**Lines of data:**
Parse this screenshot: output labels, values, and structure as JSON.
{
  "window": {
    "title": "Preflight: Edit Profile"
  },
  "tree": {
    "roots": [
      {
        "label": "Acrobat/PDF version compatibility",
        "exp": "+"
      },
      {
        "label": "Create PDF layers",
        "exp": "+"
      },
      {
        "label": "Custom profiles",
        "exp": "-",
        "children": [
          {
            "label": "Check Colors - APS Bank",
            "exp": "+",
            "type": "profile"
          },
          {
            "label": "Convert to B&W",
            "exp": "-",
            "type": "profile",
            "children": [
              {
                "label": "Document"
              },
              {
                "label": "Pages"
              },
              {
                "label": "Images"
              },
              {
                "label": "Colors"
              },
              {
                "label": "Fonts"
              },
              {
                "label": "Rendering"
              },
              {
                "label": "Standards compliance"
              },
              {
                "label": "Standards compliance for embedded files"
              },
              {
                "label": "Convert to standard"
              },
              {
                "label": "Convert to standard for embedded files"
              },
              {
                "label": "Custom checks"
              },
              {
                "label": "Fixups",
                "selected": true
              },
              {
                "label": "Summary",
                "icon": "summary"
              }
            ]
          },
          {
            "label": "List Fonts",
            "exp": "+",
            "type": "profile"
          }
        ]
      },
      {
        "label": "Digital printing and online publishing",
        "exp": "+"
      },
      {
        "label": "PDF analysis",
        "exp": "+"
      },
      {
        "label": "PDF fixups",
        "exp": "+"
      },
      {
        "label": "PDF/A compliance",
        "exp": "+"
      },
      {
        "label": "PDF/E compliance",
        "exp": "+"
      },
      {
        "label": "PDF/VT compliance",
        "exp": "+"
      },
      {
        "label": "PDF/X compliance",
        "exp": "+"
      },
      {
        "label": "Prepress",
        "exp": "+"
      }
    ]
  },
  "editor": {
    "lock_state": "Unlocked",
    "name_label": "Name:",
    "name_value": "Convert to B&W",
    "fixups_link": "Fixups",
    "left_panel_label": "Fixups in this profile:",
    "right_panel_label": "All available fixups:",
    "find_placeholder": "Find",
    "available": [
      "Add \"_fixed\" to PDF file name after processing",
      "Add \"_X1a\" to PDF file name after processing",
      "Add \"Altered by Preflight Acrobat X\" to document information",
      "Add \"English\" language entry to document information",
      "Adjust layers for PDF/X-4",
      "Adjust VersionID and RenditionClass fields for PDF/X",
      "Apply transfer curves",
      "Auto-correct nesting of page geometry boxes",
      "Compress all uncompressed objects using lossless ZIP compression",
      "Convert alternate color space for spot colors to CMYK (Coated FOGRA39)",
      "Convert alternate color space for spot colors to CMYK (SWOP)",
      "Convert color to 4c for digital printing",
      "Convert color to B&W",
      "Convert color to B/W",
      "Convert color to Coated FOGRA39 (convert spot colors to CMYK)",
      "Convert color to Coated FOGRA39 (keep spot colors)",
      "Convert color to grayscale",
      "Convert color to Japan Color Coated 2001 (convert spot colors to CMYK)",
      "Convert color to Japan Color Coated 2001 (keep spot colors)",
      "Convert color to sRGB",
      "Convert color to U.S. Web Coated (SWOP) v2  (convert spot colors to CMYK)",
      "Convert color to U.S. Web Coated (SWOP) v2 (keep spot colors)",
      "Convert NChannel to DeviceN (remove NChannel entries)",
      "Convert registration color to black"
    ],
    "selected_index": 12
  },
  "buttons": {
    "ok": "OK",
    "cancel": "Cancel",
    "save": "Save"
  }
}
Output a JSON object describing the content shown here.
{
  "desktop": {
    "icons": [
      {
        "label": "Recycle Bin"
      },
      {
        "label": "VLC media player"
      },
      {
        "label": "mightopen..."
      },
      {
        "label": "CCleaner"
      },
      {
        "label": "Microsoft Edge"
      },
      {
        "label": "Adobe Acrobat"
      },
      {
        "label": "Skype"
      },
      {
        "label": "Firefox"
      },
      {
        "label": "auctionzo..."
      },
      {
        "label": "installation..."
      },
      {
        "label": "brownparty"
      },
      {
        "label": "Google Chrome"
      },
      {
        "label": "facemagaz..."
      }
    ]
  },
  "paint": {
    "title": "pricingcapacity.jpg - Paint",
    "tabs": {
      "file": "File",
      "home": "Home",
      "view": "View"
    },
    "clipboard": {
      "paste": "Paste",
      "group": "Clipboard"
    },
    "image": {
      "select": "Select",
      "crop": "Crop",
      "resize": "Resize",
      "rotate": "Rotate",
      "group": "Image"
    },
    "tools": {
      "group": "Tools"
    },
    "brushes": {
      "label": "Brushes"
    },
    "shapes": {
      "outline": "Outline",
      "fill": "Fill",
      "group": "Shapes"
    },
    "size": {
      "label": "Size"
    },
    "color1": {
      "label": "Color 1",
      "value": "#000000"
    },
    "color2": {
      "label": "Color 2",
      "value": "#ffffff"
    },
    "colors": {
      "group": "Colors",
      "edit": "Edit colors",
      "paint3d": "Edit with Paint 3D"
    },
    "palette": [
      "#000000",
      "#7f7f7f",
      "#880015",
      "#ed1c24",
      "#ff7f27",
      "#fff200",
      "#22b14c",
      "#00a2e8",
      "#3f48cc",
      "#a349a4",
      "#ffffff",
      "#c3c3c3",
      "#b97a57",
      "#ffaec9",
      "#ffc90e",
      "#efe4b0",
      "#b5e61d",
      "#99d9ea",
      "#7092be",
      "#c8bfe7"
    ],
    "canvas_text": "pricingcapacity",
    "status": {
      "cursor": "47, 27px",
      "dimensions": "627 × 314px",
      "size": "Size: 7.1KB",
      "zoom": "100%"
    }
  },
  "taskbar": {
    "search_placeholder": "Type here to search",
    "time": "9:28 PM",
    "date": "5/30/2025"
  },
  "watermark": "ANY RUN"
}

**Exercise requirements:**
Repeat the material in full, exactly as it stands.

**Problem solution:**
Parse this screenshot: output labels, values, and structure as JSON.
{
  "window": {
    "title": "Preflight: Edit Profile"
  },
  "tree": {
    "roots": [
      {
        "label": "Acrobat/PDF version compatibility",
        "exp": "+"
      },
      {
        "label": "Create PDF layers",
        "exp": "+"
      },
      {
        "label": "Custom profiles",
        "exp": "-",
        "children": [
          {
            "label": "Check Colors - APS Bank",
            "exp": "+",
            "type": "profile"
          },
          {
            "label": "Convert to B&W",
            "exp": "-",
            "type": "profile",
            "children": [
              {
                "label": "Document"
              },
              {
                "label": "Pages"
              },
              {
                "label": "Images"
              },
              {
                "label": "Colors"
              },
              {
                "label": "Fonts"
              },
              {
                "label": "Rendering"
              },
              {
                "label": "Standards compliance"
              },
              {
                "label": "Standards compliance for embedded files"
              },
              {
                "label": "Convert to standard"
              },
              {
                "label": "Convert to standard for embedded files"
              },
              {
                "label": "Custom checks"
              },
              {
                "label": "Fixups",
                "selected": true
              },
              {
                "label": "Summary",
                "icon": "summary"
              }
            ]
          },
          {
            "label": "List Fonts",
            "exp": "+",
            "type": "profile"
          }
        ]
      },
      {
        "label": "Digital printing and online publishing",
        "exp": "+"
      },
      {
        "label": "PDF analysis",
        "exp": "+"
      },
      {
        "label": "PDF fixups",
        "exp": "+"
      },
      {
        "label": "PDF/A compliance",
        "exp": "+"
      },
      {
        "label": "PDF/E compliance",
        "exp": "+"
      },
      {
        "label": "PDF/VT compliance",
        "exp": "+"
      },
      {
        "label": "PDF/X compliance",
        "exp": "+"
      },
      {
        "label": "Prepress",
        "exp": "+"
      }
    ]
  },
  "editor": {
    "lock_state": "Unlocked",
    "name_label": "Name:",
    "name_value": "Convert to B&W",
    "fixups_link": "Fixups",
    "left_panel_label": "Fixups in this profile:",
    "right_panel_label": "All available fixups:",
    "find_placeholder": "Find",
    "available": [
      "Add \"_fixed\" to PDF file name after processing",
      "Add \"_X1a\" to PDF file name after processing",
      "Add \"Altered by Preflight Acrobat X\" to document information",
      "Add \"English\" language entry to document information",
      "Adjust layers for PDF/X-4",
      "Adjust VersionID and RenditionClass fields for PDF/X",
      "Apply transfer curves",
      "Auto-correct nesting of page geometry boxes",
      "Compress all uncompressed objects using lossless ZIP compression",
      "Convert alternate color space for spot colors to CMYK (Coated FOGRA39)",
      "Convert alternate color space for spot colors to CMYK (SWOP)",
      "Convert color to 4c for digital printing",
      "Convert color to B&W",
      "Convert color to B/W",
      "Convert color to Coated FOGRA39 (convert spot colors to CMYK)",
      "Convert color to Coated FOGRA39 (keep spot colors)",
      "Convert color to grayscale",
      "Convert color to Japan Color Coated 2001 (convert spot colors to CMYK)",
      "Convert color to Japan Color Coated 2001 (keep spot colors)",
      "Convert color to sRGB",
      "Convert color to U.S. Web Coated (SWOP) v2  (convert spot colors to CMYK)",
      "Convert color to U.S. Web Coated (SWOP) v2 (keep spot colors)",
      "Convert NChannel to DeviceN (remove NChannel entries)",
      "Convert registration color to black"
    ],
    "selected_index": 12
  },
  "buttons": {
    "ok": "OK",
    "cancel": "Cancel",
    "save": "Save"
  }
}
Output a JSON object describing the content shown here.
{
  "desktop": {
    "icons": [
      {
        "label": "Recycle Bin"
      },
      {
        "label": "VLC media player"
      },
      {
        "label": "mightopen..."
      },
      {
        "label": "CCleaner"
      },
      {
        "label": "Microsoft Edge"
      },
      {
        "label": "Adobe Acrobat"
      },
      {
        "label": "Skype"
      },
      {
        "label": "Firefox"
      },
      {
        "label": "auctionzo..."
      },
      {
        "label": "installation..."
      },
      {
        "label": "brownparty"
      },
      {
        "label": "Google Chrome"
      },
      {
        "label": "facemagaz..."
      }
    ]
  },
  "paint": {
    "title": "pricingcapacity.jpg - Paint",
    "tabs": {
      "file": "File",
      "home": "Home",
      "view": "View"
    },
    "clipboard": {
      "paste": "Paste",
      "group": "Clipboard"
    },
    "image": {
      "select": "Select",
      "crop": "Crop",
      "resize": "Resize",
      "rotate": "Rotate",
      "group": "Image"
    },
    "tools": {
      "group": "Tools"
    },
    "brushes": {
      "label": "Brushes"
    },
    "shapes": {
      "outline": "Outline",
      "fill": "Fill",
      "group": "Shapes"
    },
    "size": {
      "label": "Size"
    },
    "color1": {
      "label": "Color 1",
      "value": "#000000"
    },
    "color2": {
      "label": "Color 2",
      "value": "#ffffff"
    },
    "colors": {
      "group": "Colors",
      "edit": "Edit colors",
      "paint3d": "Edit with Paint 3D"
    },
    "palette": [
      "#000000",
      "#7f7f7f",
      "#880015",
      "#ed1c24",
      "#ff7f27",
      "#fff200",
      "#22b14c",
      "#00a2e8",
      "#3f48cc",
      "#a349a4",
      "#ffffff",
      "#c3c3c3",
      "#b97a57",
      "#ffaec9",
      "#ffc90e",
      "#efe4b0",
      "#b5e61d",
      "#99d9ea",
      "#7092be",
      "#c8bfe7"
    ],
    "canvas_text": "pricingcapacity",
    "status": {
      "cursor": "47, 27px",
      "dimensions": "627 × 314px",
      "size": "Size: 7.1KB",
      "zoom": "100%"
    }
  },
  "taskbar": {
    "search_placeholder": "Type here to search",
    "time": "9:28 PM",
    "date": "5/30/2025"
  },
  "watermark": "ANY RUN"
}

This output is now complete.